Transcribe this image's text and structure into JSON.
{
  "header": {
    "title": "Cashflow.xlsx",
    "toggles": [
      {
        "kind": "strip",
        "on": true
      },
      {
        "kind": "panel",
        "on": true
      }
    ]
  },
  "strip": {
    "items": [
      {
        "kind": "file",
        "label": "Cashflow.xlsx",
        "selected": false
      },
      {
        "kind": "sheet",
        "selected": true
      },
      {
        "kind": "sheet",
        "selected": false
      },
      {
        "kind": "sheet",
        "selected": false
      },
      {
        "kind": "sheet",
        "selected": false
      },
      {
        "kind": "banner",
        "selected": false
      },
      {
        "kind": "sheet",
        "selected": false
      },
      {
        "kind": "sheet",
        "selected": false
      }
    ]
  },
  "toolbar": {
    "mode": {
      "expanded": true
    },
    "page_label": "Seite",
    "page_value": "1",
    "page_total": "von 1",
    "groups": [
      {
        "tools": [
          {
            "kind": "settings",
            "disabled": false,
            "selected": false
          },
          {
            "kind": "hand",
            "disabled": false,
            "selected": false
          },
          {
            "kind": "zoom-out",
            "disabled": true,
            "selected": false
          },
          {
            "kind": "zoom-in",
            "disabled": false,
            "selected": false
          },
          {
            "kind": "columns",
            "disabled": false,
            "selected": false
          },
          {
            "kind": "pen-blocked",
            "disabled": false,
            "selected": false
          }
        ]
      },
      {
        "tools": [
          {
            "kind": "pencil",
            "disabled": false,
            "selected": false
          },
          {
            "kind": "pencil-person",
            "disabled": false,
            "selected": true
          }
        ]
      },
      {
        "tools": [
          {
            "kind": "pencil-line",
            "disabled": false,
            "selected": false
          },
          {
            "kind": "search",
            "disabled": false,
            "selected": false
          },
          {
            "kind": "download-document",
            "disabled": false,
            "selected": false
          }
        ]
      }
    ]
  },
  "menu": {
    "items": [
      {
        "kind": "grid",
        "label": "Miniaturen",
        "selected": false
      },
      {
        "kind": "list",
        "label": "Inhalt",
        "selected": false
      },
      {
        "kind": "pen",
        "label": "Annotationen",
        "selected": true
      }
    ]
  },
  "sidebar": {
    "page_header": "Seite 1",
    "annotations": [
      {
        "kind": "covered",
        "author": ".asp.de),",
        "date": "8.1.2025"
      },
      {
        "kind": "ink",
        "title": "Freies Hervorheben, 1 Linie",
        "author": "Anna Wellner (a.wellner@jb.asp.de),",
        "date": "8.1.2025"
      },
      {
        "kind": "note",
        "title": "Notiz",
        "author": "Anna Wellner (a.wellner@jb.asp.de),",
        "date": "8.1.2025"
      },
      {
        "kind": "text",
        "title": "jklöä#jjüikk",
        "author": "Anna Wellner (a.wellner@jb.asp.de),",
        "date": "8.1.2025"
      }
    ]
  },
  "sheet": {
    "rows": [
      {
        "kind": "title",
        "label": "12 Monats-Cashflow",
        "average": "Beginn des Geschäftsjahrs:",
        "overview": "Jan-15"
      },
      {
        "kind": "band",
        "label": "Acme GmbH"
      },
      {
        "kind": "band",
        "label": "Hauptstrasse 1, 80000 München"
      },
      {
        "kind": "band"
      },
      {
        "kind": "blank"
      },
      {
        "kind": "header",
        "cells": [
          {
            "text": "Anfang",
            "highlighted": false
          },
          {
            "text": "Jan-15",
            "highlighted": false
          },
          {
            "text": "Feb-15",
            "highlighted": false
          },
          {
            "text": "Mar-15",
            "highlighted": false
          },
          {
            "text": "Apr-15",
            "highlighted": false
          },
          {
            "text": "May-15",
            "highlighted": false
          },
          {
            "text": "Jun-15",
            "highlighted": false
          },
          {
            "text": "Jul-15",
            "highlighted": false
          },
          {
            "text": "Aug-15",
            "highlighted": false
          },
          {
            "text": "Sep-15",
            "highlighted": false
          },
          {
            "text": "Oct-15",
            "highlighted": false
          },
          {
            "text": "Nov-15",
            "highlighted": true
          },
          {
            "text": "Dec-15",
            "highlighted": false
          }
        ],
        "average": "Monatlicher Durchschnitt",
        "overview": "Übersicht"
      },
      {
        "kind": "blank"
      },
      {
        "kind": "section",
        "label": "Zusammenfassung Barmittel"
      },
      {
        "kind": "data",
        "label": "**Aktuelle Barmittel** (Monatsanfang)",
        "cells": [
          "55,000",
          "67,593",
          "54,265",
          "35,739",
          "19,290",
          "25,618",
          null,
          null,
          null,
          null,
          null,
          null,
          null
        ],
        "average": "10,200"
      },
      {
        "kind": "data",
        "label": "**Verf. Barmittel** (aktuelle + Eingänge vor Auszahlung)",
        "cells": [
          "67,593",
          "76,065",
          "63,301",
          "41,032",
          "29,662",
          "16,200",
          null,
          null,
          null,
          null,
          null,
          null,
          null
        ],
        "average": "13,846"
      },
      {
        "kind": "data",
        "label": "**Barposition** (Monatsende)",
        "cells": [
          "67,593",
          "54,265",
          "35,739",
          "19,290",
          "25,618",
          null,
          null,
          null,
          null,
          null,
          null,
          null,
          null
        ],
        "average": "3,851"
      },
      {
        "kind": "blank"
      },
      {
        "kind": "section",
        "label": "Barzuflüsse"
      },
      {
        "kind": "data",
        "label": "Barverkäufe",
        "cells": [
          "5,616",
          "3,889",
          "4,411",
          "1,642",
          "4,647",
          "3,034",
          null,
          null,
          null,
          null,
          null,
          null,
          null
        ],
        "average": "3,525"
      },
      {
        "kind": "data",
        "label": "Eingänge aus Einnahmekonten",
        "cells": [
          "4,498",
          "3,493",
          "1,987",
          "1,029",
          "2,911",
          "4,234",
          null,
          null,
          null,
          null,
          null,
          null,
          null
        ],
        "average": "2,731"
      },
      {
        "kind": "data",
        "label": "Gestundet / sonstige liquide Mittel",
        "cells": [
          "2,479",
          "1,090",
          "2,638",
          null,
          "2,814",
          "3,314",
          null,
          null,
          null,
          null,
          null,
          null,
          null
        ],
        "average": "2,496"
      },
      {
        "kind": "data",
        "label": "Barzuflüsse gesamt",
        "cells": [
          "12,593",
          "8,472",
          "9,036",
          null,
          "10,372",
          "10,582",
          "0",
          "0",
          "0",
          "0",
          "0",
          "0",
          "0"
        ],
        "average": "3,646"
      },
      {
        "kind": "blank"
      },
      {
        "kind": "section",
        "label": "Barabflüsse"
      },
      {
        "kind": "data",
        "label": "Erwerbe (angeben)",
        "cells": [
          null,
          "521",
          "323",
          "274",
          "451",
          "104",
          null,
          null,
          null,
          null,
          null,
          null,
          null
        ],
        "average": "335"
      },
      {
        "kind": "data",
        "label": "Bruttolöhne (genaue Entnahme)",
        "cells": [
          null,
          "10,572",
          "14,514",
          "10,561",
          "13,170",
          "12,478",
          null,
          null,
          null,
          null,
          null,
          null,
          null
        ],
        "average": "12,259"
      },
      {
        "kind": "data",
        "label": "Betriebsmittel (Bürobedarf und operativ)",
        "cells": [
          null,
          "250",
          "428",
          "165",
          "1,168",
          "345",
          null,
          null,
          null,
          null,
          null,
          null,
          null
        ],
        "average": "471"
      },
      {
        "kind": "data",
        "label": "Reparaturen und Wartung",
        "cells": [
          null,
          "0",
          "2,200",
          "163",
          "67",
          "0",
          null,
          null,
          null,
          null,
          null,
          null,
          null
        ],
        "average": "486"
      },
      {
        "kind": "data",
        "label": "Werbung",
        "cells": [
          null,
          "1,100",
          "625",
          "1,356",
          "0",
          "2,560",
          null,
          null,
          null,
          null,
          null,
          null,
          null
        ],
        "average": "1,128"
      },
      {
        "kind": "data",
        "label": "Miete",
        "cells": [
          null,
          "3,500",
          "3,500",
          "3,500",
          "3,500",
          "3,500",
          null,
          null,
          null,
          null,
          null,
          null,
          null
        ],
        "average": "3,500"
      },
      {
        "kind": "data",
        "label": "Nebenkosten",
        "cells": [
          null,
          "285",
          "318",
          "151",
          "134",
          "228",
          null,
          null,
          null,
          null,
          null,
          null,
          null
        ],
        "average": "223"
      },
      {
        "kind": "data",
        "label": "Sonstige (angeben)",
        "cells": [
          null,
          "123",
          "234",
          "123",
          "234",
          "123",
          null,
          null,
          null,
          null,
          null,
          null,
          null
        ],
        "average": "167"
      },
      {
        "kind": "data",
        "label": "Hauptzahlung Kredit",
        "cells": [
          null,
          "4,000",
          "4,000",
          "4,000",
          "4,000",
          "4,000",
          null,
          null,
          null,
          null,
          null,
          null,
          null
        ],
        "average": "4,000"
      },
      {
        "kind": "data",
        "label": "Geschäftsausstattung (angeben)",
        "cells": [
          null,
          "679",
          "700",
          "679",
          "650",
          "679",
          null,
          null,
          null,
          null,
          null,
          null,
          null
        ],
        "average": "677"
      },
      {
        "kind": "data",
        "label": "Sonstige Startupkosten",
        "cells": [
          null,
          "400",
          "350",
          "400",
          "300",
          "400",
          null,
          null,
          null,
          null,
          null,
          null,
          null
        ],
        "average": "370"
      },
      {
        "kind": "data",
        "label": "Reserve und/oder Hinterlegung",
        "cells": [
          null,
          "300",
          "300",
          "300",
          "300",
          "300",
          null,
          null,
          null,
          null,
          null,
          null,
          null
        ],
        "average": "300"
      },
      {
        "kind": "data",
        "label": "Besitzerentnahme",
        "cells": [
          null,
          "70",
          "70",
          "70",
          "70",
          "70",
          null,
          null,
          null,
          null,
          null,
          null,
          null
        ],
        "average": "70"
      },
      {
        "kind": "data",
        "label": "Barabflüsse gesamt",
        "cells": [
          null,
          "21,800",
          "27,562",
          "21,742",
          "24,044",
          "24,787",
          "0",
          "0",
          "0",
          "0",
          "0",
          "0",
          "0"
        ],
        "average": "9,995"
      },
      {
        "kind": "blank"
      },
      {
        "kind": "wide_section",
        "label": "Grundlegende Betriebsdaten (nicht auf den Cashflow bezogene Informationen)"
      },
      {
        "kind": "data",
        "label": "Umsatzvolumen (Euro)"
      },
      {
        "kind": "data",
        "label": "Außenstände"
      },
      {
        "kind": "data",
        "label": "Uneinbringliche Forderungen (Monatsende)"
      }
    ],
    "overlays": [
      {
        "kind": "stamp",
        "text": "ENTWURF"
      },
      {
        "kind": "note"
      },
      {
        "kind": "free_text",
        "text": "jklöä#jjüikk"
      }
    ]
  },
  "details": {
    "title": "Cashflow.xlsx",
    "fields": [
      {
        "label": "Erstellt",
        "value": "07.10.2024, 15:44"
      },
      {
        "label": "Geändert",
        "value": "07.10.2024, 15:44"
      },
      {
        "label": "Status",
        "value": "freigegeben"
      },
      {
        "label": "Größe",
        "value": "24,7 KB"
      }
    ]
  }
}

----------

## EXERCISE REQUIREMENTS
In the listing, find all lines with the string "angeben" and copy them.

## ANSWER TO THE TASK
        "label": "Erwerbe (angeben)",
        "label": "Sonstige (angeben)",
        "label": "Geschäftsausstattung (angeben)",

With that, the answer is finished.